:: Extracted information
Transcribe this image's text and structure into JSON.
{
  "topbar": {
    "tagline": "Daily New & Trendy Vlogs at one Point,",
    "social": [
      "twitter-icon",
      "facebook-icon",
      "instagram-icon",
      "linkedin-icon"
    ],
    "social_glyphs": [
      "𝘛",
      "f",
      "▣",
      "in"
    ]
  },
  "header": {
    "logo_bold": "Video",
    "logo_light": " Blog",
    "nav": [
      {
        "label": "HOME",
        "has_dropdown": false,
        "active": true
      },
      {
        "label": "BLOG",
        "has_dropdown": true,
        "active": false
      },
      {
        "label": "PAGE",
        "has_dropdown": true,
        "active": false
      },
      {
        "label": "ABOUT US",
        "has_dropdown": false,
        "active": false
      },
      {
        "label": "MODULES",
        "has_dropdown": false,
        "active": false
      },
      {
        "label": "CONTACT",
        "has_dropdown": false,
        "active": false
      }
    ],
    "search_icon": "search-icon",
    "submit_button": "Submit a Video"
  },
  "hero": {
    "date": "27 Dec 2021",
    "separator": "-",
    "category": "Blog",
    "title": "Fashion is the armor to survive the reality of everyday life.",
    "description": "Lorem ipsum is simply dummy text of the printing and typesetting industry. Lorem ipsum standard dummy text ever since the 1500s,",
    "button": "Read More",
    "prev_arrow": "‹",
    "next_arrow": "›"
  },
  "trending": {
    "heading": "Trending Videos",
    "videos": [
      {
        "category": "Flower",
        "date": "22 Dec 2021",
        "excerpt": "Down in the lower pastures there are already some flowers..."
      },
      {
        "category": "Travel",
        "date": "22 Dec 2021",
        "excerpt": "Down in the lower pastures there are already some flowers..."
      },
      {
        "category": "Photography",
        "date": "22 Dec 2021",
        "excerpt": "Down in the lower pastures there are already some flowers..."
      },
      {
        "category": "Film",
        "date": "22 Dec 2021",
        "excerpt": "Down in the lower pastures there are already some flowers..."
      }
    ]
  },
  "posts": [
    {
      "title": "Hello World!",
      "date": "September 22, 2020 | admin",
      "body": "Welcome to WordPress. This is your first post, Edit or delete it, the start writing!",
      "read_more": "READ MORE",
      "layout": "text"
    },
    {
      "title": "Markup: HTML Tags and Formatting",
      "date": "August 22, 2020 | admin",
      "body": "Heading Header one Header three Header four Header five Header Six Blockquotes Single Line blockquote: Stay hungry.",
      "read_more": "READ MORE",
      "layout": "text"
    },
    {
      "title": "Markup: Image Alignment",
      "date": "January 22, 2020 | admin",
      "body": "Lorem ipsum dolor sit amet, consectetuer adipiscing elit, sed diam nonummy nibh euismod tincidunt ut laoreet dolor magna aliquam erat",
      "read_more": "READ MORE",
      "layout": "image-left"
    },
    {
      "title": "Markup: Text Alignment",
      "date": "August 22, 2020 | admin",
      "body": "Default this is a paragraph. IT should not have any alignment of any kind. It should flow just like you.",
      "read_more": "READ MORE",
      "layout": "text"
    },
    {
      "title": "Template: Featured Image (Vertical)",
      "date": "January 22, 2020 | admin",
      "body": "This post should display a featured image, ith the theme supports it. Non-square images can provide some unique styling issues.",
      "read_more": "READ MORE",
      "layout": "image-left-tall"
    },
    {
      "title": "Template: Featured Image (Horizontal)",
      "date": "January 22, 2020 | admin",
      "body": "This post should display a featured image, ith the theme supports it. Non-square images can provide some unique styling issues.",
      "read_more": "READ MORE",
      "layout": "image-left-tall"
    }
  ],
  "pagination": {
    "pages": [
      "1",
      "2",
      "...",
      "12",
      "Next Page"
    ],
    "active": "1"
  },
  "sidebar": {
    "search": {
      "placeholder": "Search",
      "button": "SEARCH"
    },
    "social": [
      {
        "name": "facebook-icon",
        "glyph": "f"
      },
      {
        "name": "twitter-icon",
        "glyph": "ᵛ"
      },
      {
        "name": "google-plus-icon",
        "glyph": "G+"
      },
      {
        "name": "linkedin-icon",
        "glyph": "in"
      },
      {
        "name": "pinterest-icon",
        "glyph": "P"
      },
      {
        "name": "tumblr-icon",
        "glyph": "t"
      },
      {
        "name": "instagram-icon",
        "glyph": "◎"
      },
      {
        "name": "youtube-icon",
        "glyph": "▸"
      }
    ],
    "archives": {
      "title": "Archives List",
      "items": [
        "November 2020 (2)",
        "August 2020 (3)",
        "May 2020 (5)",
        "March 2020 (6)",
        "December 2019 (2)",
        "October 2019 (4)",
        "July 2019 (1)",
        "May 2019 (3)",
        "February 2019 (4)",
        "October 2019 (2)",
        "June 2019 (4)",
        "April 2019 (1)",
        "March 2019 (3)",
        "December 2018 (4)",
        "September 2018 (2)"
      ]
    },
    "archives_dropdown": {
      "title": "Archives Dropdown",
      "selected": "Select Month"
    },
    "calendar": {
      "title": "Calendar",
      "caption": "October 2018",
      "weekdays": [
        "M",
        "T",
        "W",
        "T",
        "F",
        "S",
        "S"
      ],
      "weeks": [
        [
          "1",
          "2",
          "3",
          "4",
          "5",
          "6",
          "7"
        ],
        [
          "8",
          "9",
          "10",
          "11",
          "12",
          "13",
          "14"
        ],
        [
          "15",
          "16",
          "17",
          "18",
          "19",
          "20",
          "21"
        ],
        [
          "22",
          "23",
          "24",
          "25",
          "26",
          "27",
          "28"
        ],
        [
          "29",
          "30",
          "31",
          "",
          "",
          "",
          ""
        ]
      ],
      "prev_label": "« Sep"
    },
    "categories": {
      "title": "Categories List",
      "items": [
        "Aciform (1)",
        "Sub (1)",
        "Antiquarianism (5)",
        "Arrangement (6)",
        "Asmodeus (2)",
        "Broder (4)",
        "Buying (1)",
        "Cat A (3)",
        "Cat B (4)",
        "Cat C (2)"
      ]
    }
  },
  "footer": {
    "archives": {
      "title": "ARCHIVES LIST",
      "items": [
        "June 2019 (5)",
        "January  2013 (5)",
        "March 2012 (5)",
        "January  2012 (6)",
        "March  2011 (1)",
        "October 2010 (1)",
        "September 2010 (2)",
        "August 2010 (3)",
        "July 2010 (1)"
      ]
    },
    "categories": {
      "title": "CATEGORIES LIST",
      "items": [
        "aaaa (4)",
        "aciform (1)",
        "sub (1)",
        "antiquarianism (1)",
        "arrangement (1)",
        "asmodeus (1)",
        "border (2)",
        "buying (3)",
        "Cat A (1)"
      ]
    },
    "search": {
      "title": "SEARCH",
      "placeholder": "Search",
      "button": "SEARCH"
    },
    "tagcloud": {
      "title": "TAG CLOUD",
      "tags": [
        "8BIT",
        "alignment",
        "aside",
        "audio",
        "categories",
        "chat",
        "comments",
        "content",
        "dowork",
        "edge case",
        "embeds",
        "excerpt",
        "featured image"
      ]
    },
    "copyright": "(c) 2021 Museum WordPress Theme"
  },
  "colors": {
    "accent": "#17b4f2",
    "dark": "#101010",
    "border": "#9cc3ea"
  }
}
::::
Exercise objective:
In the records above, how many lines include the string "WordPress"? Answer with only the number.

Answer in full:
2